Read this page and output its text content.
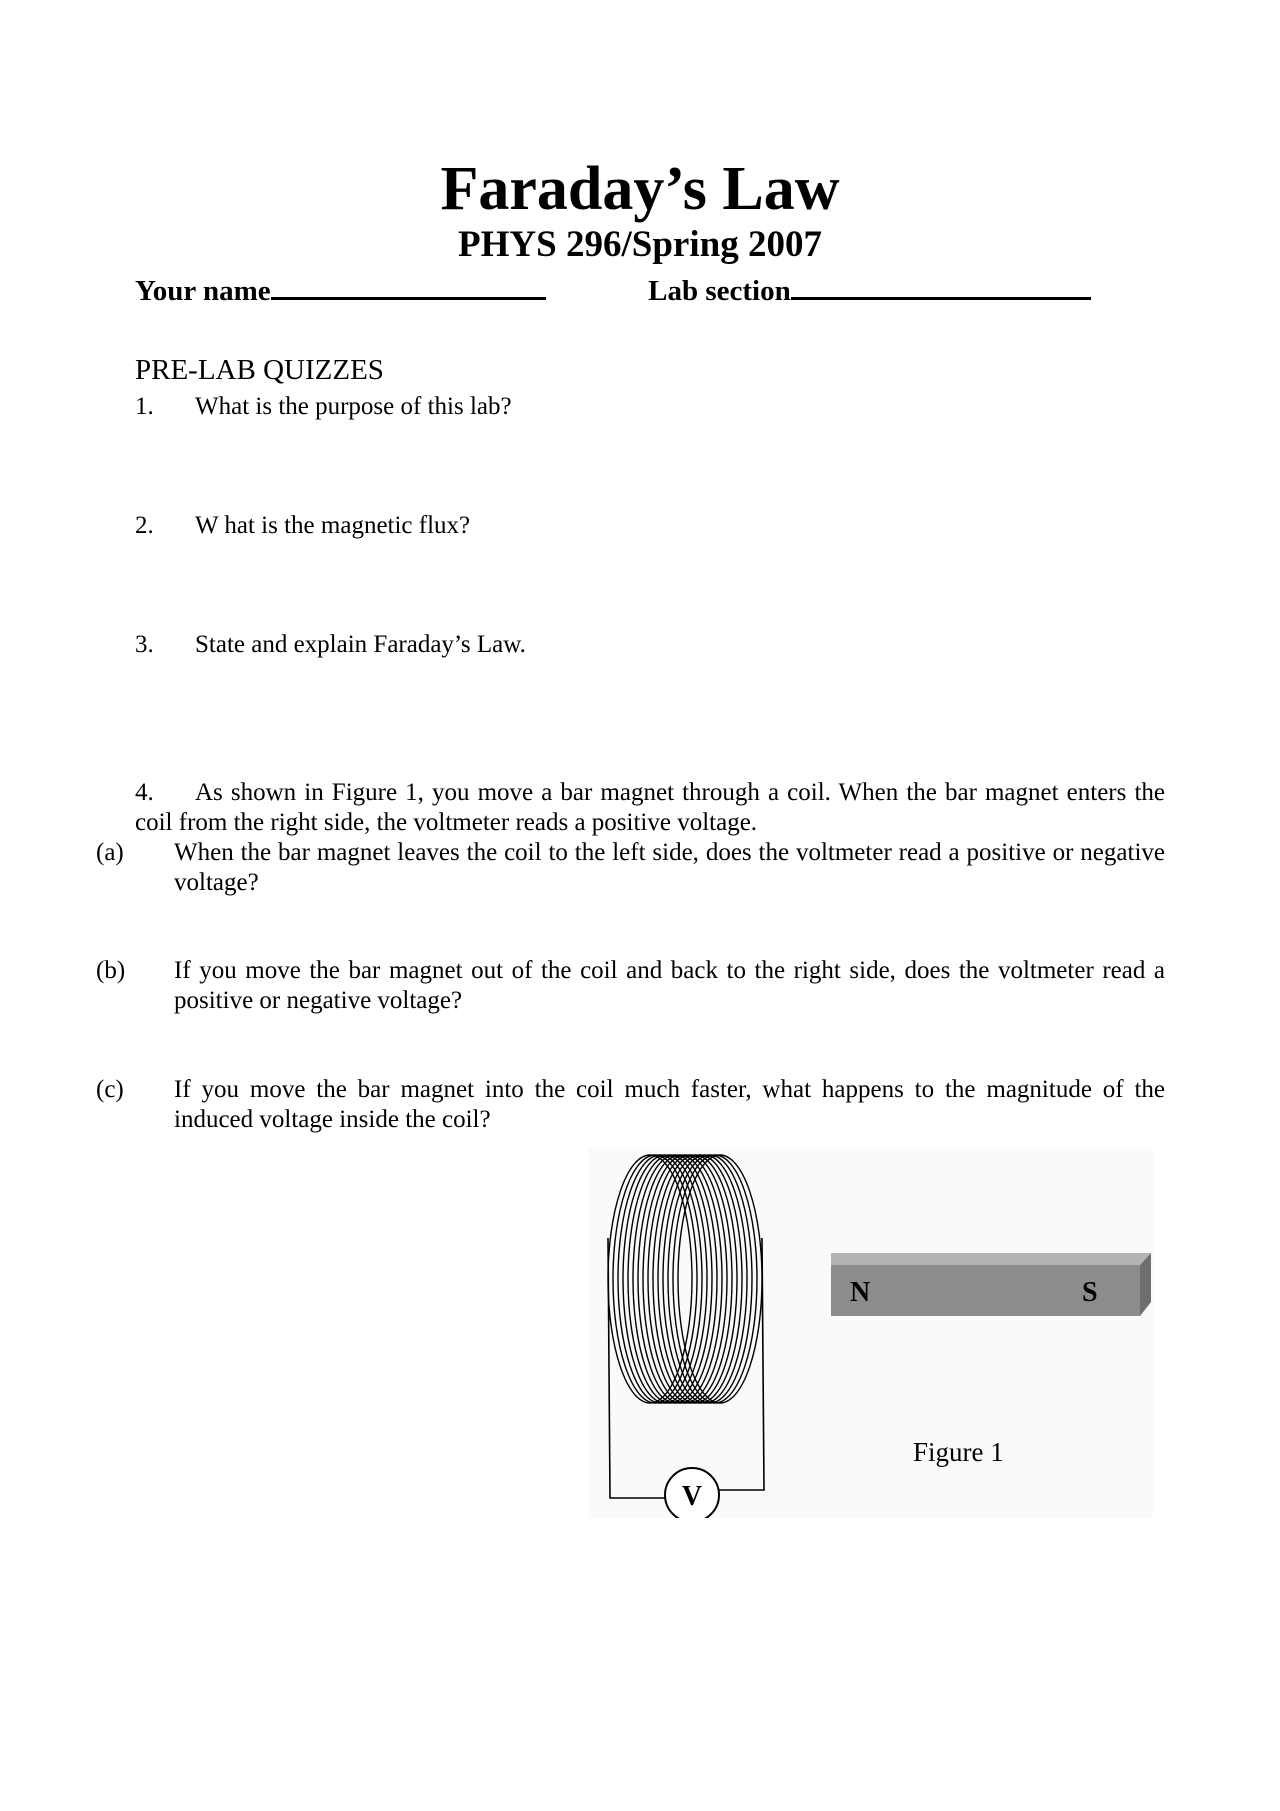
Faraday’s Law
PHYS 296/Spring 2007
Your name	Lab section
PRE-LAB QUIZZES
1. What is the purpose of this lab?
2. W hat is the magnetic flux?
3. State and explain Faraday’s Law.
4. As shown in Figure 1, you move a bar magnet through a coil. When the bar magnet enters the coil from the right side, the voltmeter reads a positive voltage.
(a) When the bar magnet leaves the coil to the left side, does the voltmeter read a positive or negative voltage?
(b) If you move the bar magnet out of the coil and back to the right side, does the voltmeter read a positive or negative voltage?
(c) If you move the bar magnet into the coil much faster, what happens to the magnitude of the induced voltage inside the coil?
V
N	S
Figure 1
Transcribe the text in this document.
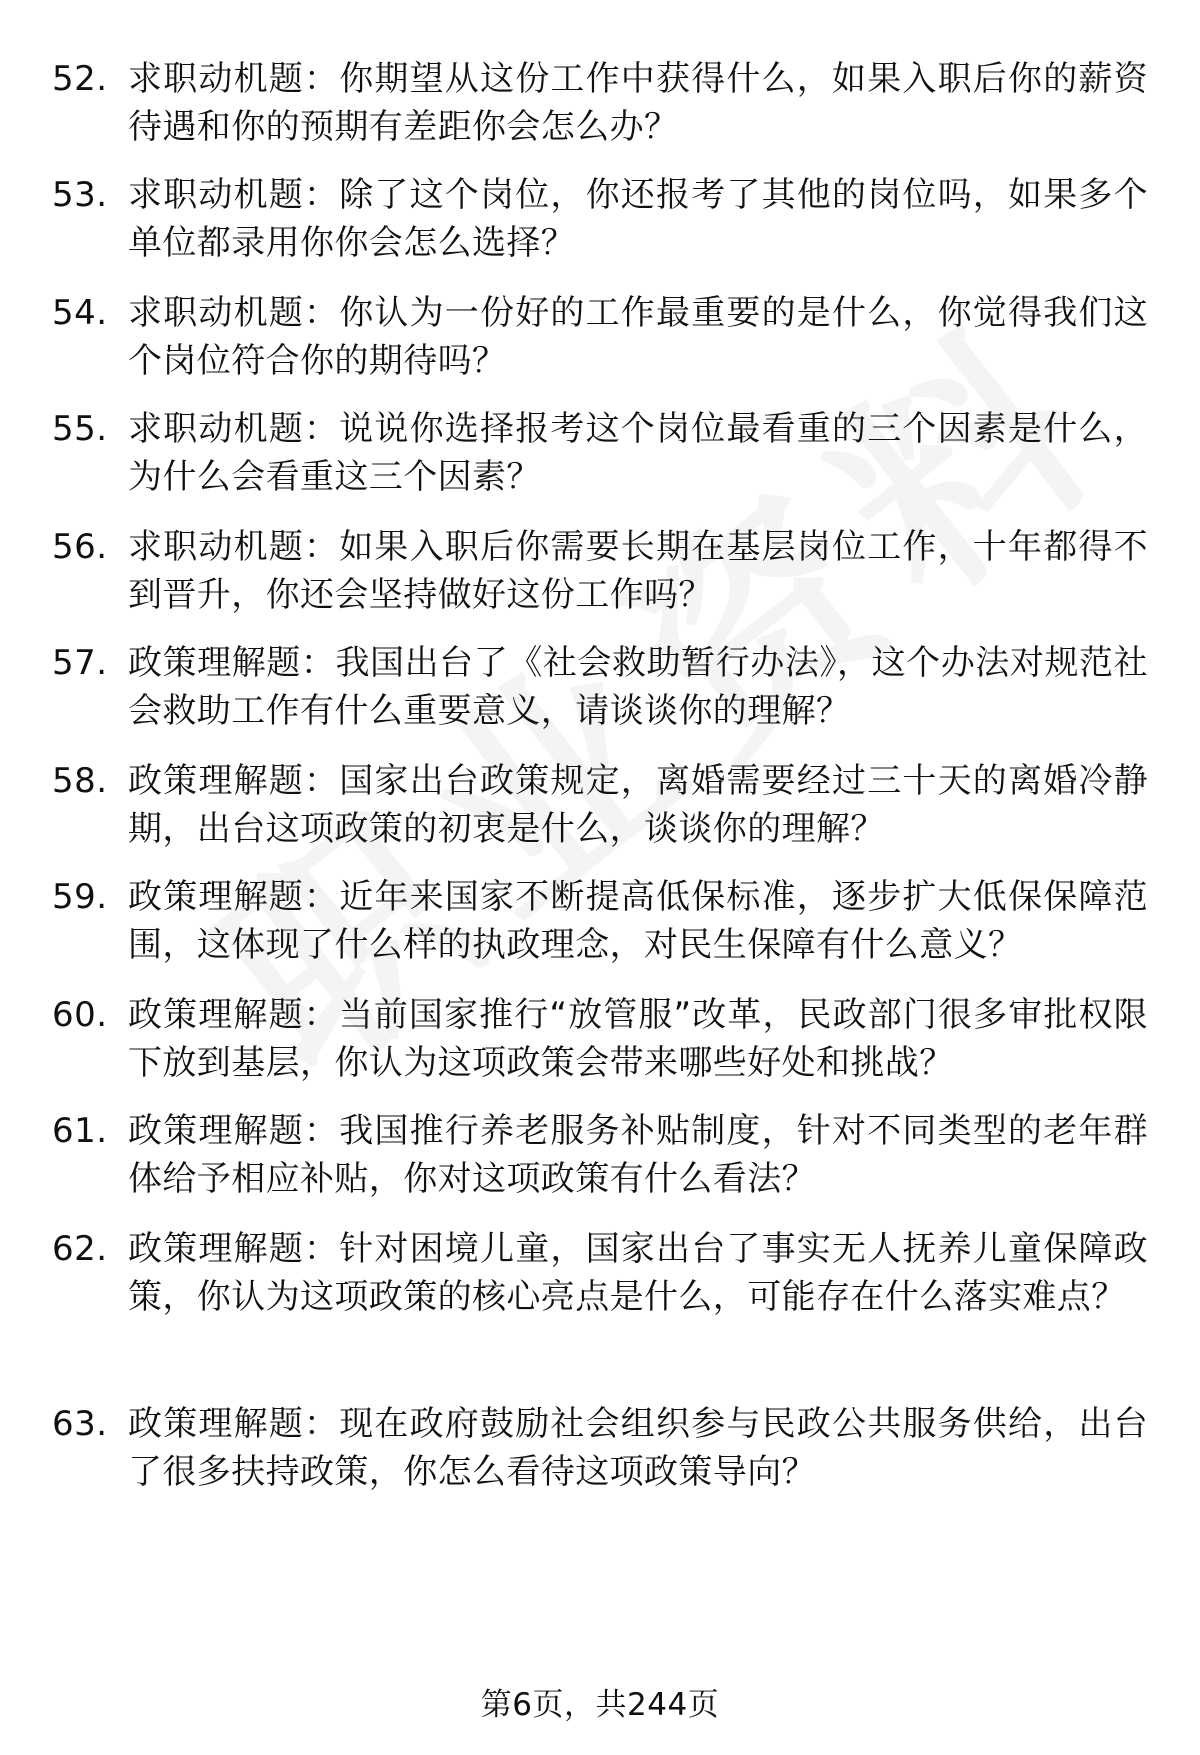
52. 求职动机题：你期望从这份工作中获得什么，如果入职后你的薪资待遇和你的预期有差距你会怎么办？
53. 求职动机题：除了这个岗位，你还报考了其他的岗位吗，如果多个单位都录用你你会怎么选择？
54. 求职动机题：你认为一份好的工作最重要的是什么，你觉得我们这个岗位符合你的期待吗？
55. 求职动机题：说说你选择报考这个岗位最看重的三个因素是什么，为什么会看重这三个因素？
56. 求职动机题：如果入职后你需要长期在基层岗位工作，十年都得不到晋升，你还会坚持做好这份工作吗？
57. 政策理解题：我国出台了《社会救助暂行办法》，这个办法对规范社会救助工作有什么重要意义，请谈谈你的理解？
58. 政策理解题：国家出台政策规定，离婚需要经过三十天的离婚冷静期，出台这项政策的初衷是什么，谈谈你的理解？
59. 政策理解题：近年来国家不断提高低保标准，逐步扩大低保保障范围，这体现了什么样的执政理念，对民生保障有什么意义？
60. 政策理解题：当前国家推行“放管服”改革，民政部门很多审批权限下放到基层，你认为这项政策会带来哪些好处和挑战？
61. 政策理解题：我国推行养老服务补贴制度，针对不同类型的老年群体给予相应补贴，你对这项政策有什么看法？
62. 政策理解题：针对困境儿童，国家出台了事实无人抚养儿童保障政策，你认为这项政策的核心亮点是什么，可能存在什么落实难点？
63. 政策理解题：现在政府鼓励社会组织参与民政公共服务供给，出台了很多扶持政策，你怎么看待这项政策导向？
第6页，共244页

### Set task
Return every line above that contains the word "text".

### Result of this task
Read this page and output its text content.
Transcribe the text in this document.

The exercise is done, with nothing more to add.